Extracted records
• • • • • • •

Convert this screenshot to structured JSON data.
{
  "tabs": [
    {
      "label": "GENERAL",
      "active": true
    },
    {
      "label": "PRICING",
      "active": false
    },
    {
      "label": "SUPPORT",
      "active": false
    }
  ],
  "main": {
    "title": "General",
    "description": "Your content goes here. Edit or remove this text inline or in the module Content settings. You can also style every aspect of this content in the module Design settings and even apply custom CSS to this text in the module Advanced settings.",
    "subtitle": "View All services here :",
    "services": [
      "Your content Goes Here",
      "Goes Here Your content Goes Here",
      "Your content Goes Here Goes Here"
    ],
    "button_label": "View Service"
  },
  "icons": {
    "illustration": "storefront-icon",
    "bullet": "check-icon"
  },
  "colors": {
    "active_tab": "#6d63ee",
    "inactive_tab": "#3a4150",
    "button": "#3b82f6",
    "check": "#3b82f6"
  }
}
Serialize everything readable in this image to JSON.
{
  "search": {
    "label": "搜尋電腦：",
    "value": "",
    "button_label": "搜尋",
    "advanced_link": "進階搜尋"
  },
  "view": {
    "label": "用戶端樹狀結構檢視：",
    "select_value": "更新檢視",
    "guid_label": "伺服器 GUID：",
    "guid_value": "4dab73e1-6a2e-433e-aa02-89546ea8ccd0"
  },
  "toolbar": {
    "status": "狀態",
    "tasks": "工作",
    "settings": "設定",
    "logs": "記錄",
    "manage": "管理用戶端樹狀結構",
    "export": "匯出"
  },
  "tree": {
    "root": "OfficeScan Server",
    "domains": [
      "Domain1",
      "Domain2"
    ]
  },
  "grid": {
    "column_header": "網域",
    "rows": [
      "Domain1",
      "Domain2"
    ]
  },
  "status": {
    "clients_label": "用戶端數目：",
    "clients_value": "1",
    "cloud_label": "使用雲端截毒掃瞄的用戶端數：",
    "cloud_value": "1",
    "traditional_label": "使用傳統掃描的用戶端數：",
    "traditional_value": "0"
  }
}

• • • • • • •

§ **EXERCISE OBJECTIVE**
Search the listing above for the string "content". Copy every line that contains it.

§ **WRITTEN REPLY**
    "description": "Your content goes here. Edit or remove this text inline or in the module Content settings. You can also style every aspect of this content in the module Design settings and even apply custom CSS to this text in the module Advanced settings.",
      "Your content Goes Here",
      "Goes Here Your content Goes Here",
      "Your content Goes Here Goes Here"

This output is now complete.